> PROBLEM DETAILS:
In the entries that follow, find the word "Free" and report each line it is on.

> Dataset records:
━━━━━━━━━━━━━━━━━━━━
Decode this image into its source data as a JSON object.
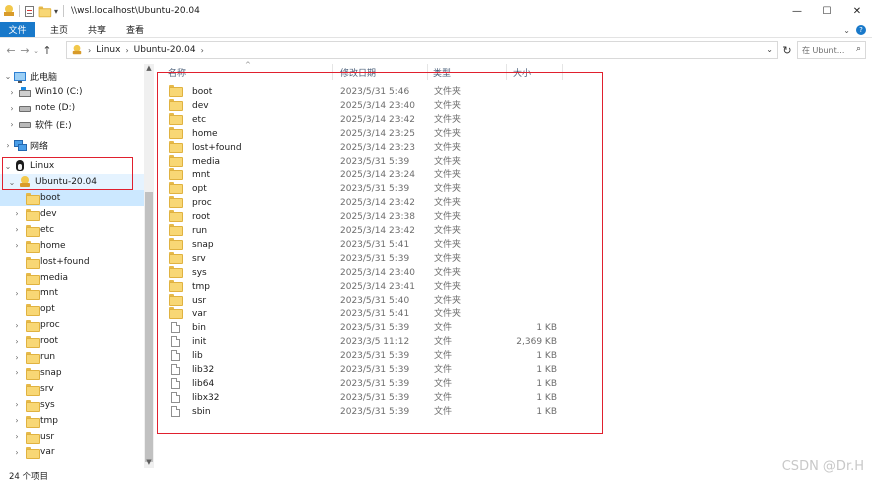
{
  "window": {
    "path_title": "\\\\wsl.localhost\\Ubuntu-20.04",
    "controls": {
      "minimize": "—",
      "maximize": "☐",
      "close": "✕"
    }
  },
  "ribbon": {
    "tabs": [
      {
        "label": "文件",
        "active": true
      },
      {
        "label": "主页",
        "active": false
      },
      {
        "label": "共享",
        "active": false
      },
      {
        "label": "查看",
        "active": false
      }
    ],
    "expand_icon": "chevron-down-icon",
    "help_icon": "help-icon"
  },
  "address": {
    "crumbs": [
      "Linux",
      "Ubuntu-20.04"
    ],
    "search_placeholder": "在 Ubunt..."
  },
  "tree": {
    "this_pc": "此电脑",
    "drives": [
      "Win10 (C:)",
      "note (D:)",
      "软件 (E:)"
    ],
    "network": "网络",
    "linux": "Linux",
    "distro": "Ubuntu-20.04",
    "folders": [
      {
        "label": "boot",
        "expandable": false,
        "selected": true
      },
      {
        "label": "dev",
        "expandable": true
      },
      {
        "label": "etc",
        "expandable": true
      },
      {
        "label": "home",
        "expandable": true
      },
      {
        "label": "lost+found",
        "expandable": false
      },
      {
        "label": "media",
        "expandable": false
      },
      {
        "label": "mnt",
        "expandable": true
      },
      {
        "label": "opt",
        "expandable": false
      },
      {
        "label": "proc",
        "expandable": true
      },
      {
        "label": "root",
        "expandable": true
      },
      {
        "label": "run",
        "expandable": true
      },
      {
        "label": "snap",
        "expandable": true
      },
      {
        "label": "srv",
        "expandable": false
      },
      {
        "label": "sys",
        "expandable": true
      },
      {
        "label": "tmp",
        "expandable": true
      },
      {
        "label": "usr",
        "expandable": true
      },
      {
        "label": "var",
        "expandable": true
      }
    ]
  },
  "list": {
    "columns": {
      "name": "名称",
      "date": "修改日期",
      "type": "类型",
      "size": "大小"
    },
    "rows": [
      {
        "name": "boot",
        "date": "2023/5/31 5:46",
        "type": "文件夹",
        "size": "",
        "kind": "folder"
      },
      {
        "name": "dev",
        "date": "2025/3/14 23:40",
        "type": "文件夹",
        "size": "",
        "kind": "folder"
      },
      {
        "name": "etc",
        "date": "2025/3/14 23:42",
        "type": "文件夹",
        "size": "",
        "kind": "folder"
      },
      {
        "name": "home",
        "date": "2025/3/14 23:25",
        "type": "文件夹",
        "size": "",
        "kind": "folder"
      },
      {
        "name": "lost+found",
        "date": "2025/3/14 23:23",
        "type": "文件夹",
        "size": "",
        "kind": "folder"
      },
      {
        "name": "media",
        "date": "2023/5/31 5:39",
        "type": "文件夹",
        "size": "",
        "kind": "folder"
      },
      {
        "name": "mnt",
        "date": "2025/3/14 23:24",
        "type": "文件夹",
        "size": "",
        "kind": "folder"
      },
      {
        "name": "opt",
        "date": "2023/5/31 5:39",
        "type": "文件夹",
        "size": "",
        "kind": "folder"
      },
      {
        "name": "proc",
        "date": "2025/3/14 23:42",
        "type": "文件夹",
        "size": "",
        "kind": "folder"
      },
      {
        "name": "root",
        "date": "2025/3/14 23:38",
        "type": "文件夹",
        "size": "",
        "kind": "folder"
      },
      {
        "name": "run",
        "date": "2025/3/14 23:42",
        "type": "文件夹",
        "size": "",
        "kind": "folder"
      },
      {
        "name": "snap",
        "date": "2023/5/31 5:41",
        "type": "文件夹",
        "size": "",
        "kind": "folder"
      },
      {
        "name": "srv",
        "date": "2023/5/31 5:39",
        "type": "文件夹",
        "size": "",
        "kind": "folder"
      },
      {
        "name": "sys",
        "date": "2025/3/14 23:40",
        "type": "文件夹",
        "size": "",
        "kind": "folder"
      },
      {
        "name": "tmp",
        "date": "2025/3/14 23:41",
        "type": "文件夹",
        "size": "",
        "kind": "folder"
      },
      {
        "name": "usr",
        "date": "2023/5/31 5:40",
        "type": "文件夹",
        "size": "",
        "kind": "folder"
      },
      {
        "name": "var",
        "date": "2023/5/31 5:41",
        "type": "文件夹",
        "size": "",
        "kind": "folder"
      },
      {
        "name": "bin",
        "date": "2023/5/31 5:39",
        "type": "文件",
        "size": "1 KB",
        "kind": "file"
      },
      {
        "name": "init",
        "date": "2023/3/5 11:12",
        "type": "文件",
        "size": "2,369 KB",
        "kind": "file"
      },
      {
        "name": "lib",
        "date": "2023/5/31 5:39",
        "type": "文件",
        "size": "1 KB",
        "kind": "file"
      },
      {
        "name": "lib32",
        "date": "2023/5/31 5:39",
        "type": "文件",
        "size": "1 KB",
        "kind": "file"
      },
      {
        "name": "lib64",
        "date": "2023/5/31 5:39",
        "type": "文件",
        "size": "1 KB",
        "kind": "file"
      },
      {
        "name": "libx32",
        "date": "2023/5/31 5:39",
        "type": "文件",
        "size": "1 KB",
        "kind": "file"
      },
      {
        "name": "sbin",
        "date": "2023/5/31 5:39",
        "type": "文件",
        "size": "1 KB",
        "kind": "file"
      }
    ]
  },
  "status": {
    "count": "24 个项目"
  },
  "watermark": "CSDN @Dr.H",
  "colors": {
    "accent": "#1979ca",
    "annotation": "#e0202e",
    "selection": "#cce8ff",
    "folder": "#f8d775"
  }
}
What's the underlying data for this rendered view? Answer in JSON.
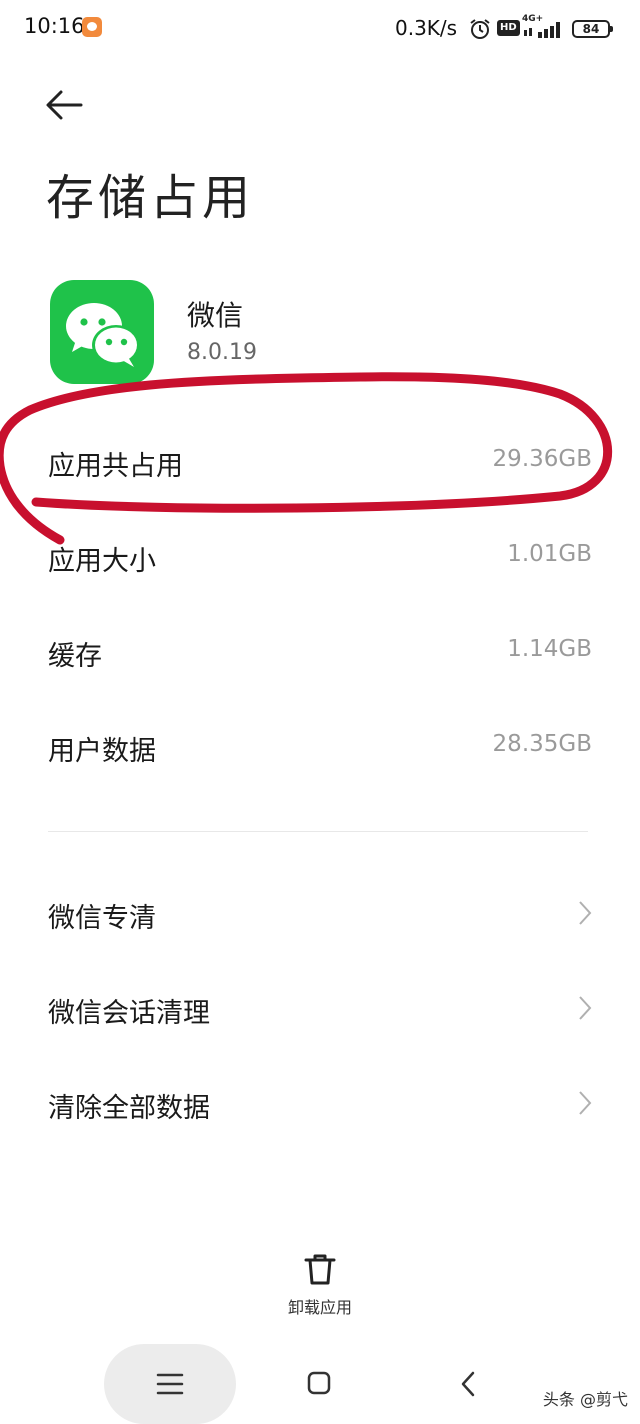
{
  "status_bar": {
    "time": "10:16",
    "network_speed": "0.3K/s",
    "hd_badge": "HD",
    "network_type": "4G+",
    "battery": "84"
  },
  "header": {
    "title": "存储占用"
  },
  "app": {
    "name": "微信",
    "version": "8.0.19",
    "icon": "wechat-logo",
    "icon_color": "#1fc24a"
  },
  "storage": [
    {
      "label": "应用共占用",
      "value": "29.36GB"
    },
    {
      "label": "应用大小",
      "value": "1.01GB"
    },
    {
      "label": "缓存",
      "value": "1.14GB"
    },
    {
      "label": "用户数据",
      "value": "28.35GB"
    }
  ],
  "actions": [
    {
      "label": "微信专清"
    },
    {
      "label": "微信会话清理"
    },
    {
      "label": "清除全部数据"
    }
  ],
  "bottom_action": {
    "label": "卸载应用",
    "icon": "trash-icon"
  },
  "annotation": {
    "color": "#c8102e"
  },
  "watermark": "头条 @剪弋"
}
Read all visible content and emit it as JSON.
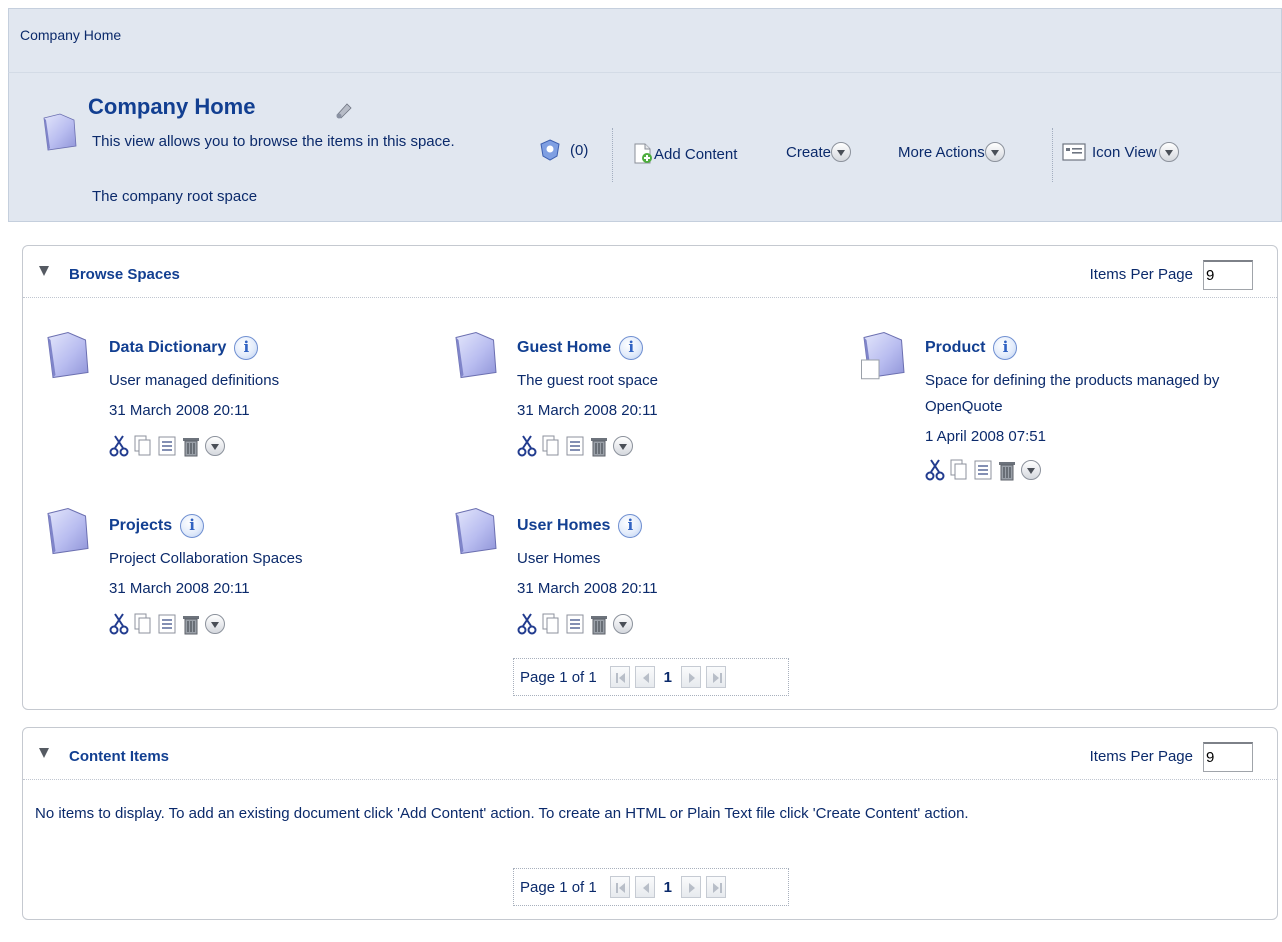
{
  "breadcrumb": "Company Home",
  "header": {
    "title": "Company Home",
    "description": "This view allows you to browse the items in this space.",
    "subtitle": "The company root space",
    "rules_count": "(0)",
    "add_content": "Add Content",
    "create": "Create",
    "more_actions": "More Actions",
    "icon_view": "Icon View"
  },
  "browse": {
    "title": "Browse Spaces",
    "items_per_page_label": "Items Per Page",
    "items_per_page_value": "9",
    "items": [
      {
        "name": "Data Dictionary",
        "description": "User managed definitions",
        "date": "31 March 2008 20:11"
      },
      {
        "name": "Guest Home",
        "description": "The guest root space",
        "date": "31 March 2008 20:11"
      },
      {
        "name": "Product",
        "description": "Space for defining the products managed by OpenQuote",
        "date": "1 April 2008 07:51"
      },
      {
        "name": "Projects",
        "description": "Project Collaboration Spaces",
        "date": "31 March 2008 20:11"
      },
      {
        "name": "User Homes",
        "description": "User Homes",
        "date": "31 March 2008 20:11"
      }
    ],
    "pager": {
      "label": "Page 1 of 1",
      "current": "1"
    }
  },
  "content": {
    "title": "Content Items",
    "items_per_page_label": "Items Per Page",
    "items_per_page_value": "9",
    "empty_message": "No items to display. To add an existing document click 'Add Content' action. To create an HTML or Plain Text file click 'Create Content' action.",
    "pager": {
      "label": "Page 1 of 1",
      "current": "1"
    }
  }
}
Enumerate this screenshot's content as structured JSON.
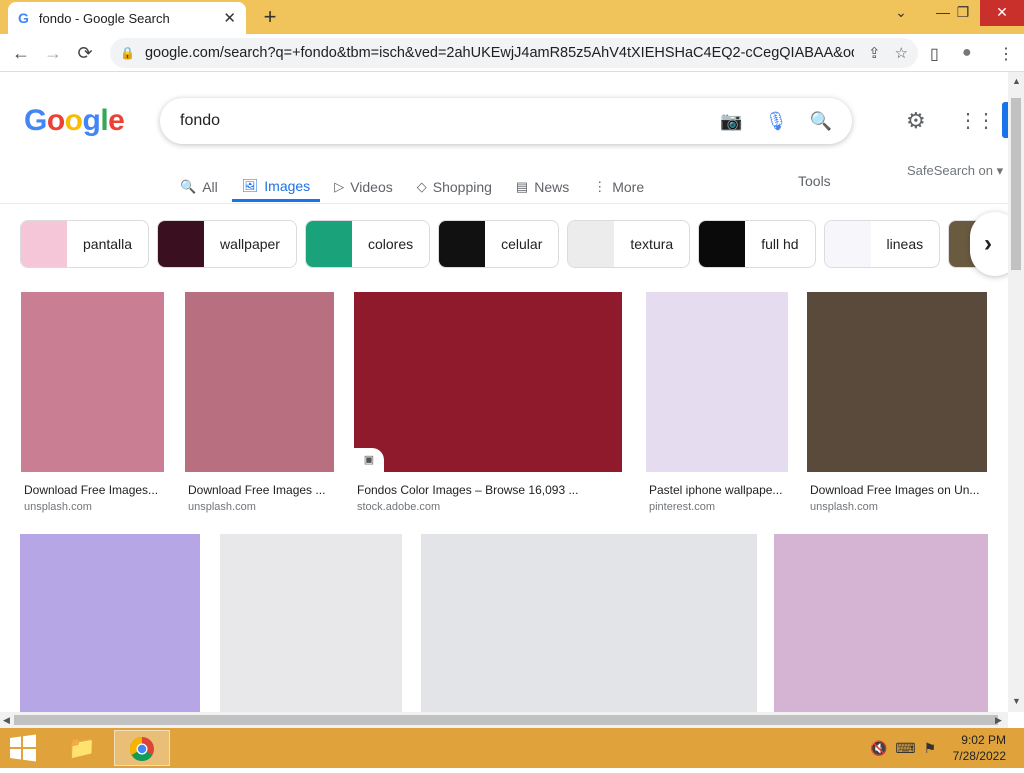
{
  "browser": {
    "tab_title": "fondo - Google Search",
    "tab_favicon": "G",
    "new_tab_label": "+",
    "close_tab_label": "✕",
    "window_controls": {
      "collapse": "⌄",
      "minimize": "—",
      "restore": "❐",
      "close": "✕"
    },
    "nav": {
      "back": "←",
      "forward": "→",
      "reload": "⟳"
    },
    "url": "google.com/search?q=+fondo&tbm=isch&ved=2ahUKEwjJ4amR85z5AhV4tXIEHSHaC4EQ2-cCegQIABAA&oq=...",
    "share_icon": "⇪",
    "star_icon": "☆",
    "sidepanel_icon": "▯",
    "profile_icon": "●",
    "menu_icon": "⋮"
  },
  "google": {
    "logo_letters": [
      {
        "ch": "G",
        "color": "#4285f4"
      },
      {
        "ch": "o",
        "color": "#ea4335"
      },
      {
        "ch": "o",
        "color": "#fbbc05"
      },
      {
        "ch": "g",
        "color": "#4285f4"
      },
      {
        "ch": "l",
        "color": "#34a853"
      },
      {
        "ch": "e",
        "color": "#ea4335"
      }
    ],
    "query": "fondo",
    "camera_icon": "📷",
    "mic_icon": "🎙",
    "search_icon": "🔍",
    "settings_icon": "⚙",
    "apps_icon": "⋮⋮⋮"
  },
  "nav_tabs": [
    {
      "label": "All",
      "icon": "🔍",
      "active": false
    },
    {
      "label": "Images",
      "icon": "🖼",
      "active": true
    },
    {
      "label": "Videos",
      "icon": "▷",
      "active": false
    },
    {
      "label": "Shopping",
      "icon": "◇",
      "active": false
    },
    {
      "label": "News",
      "icon": "▤",
      "active": false
    },
    {
      "label": "More",
      "icon": "⋮",
      "active": false
    }
  ],
  "tools_label": "Tools",
  "safesearch_label": "SafeSearch on ▾",
  "chips": [
    {
      "label": "pantalla",
      "color": "#f4c6d8"
    },
    {
      "label": "wallpaper",
      "color": "#3a1020"
    },
    {
      "label": "colores",
      "color": "#1aa37a"
    },
    {
      "label": "celular",
      "color": "#111111"
    },
    {
      "label": "textura",
      "color": "#ececec"
    },
    {
      "label": "full hd",
      "color": "#0a0a0a"
    },
    {
      "label": "lineas",
      "color": "#f7f7fb"
    },
    {
      "label": "",
      "color": "#6a5a40"
    }
  ],
  "chip_next_icon": "›",
  "results_row1": [
    {
      "caption": "Download Free Images...",
      "source": "unsplash.com",
      "color": "#c97e93",
      "badge": false
    },
    {
      "caption": "Download Free Images ...",
      "source": "unsplash.com",
      "color": "#b86f7f",
      "badge": false
    },
    {
      "caption": "Fondos Color Images – Browse 16,093 ...",
      "source": "stock.adobe.com",
      "color": "#8f1a2c",
      "badge": true
    },
    {
      "caption": "Pastel iphone wallpape...",
      "source": "pinterest.com",
      "color": "#e6dcf0",
      "badge": false
    },
    {
      "caption": "Download Free Images on Un...",
      "source": "unsplash.com",
      "color": "#5a4a3c",
      "badge": false
    }
  ],
  "results_row2": [
    {
      "color": "#b7a6e6"
    },
    {
      "color": "#e8e8ea"
    },
    {
      "color": "#e2e4e8"
    },
    {
      "color": "#d5b4d3"
    }
  ],
  "badge_icon": "▣",
  "taskbar": {
    "start_icon": "windows-logo",
    "explorer_icon": "📁",
    "chrome_icon": "◉",
    "tray_icons": "🔇⌨⚑",
    "time": "9:02 PM",
    "date": "7/28/2022"
  }
}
━━━━━━━━━━━━━━━━━━━━
> WRITTEN RESPONSE:
      "caption": "Download Free Images...",
      "caption": "Download Free Images ...",
      "caption": "Download Free Images on Un...",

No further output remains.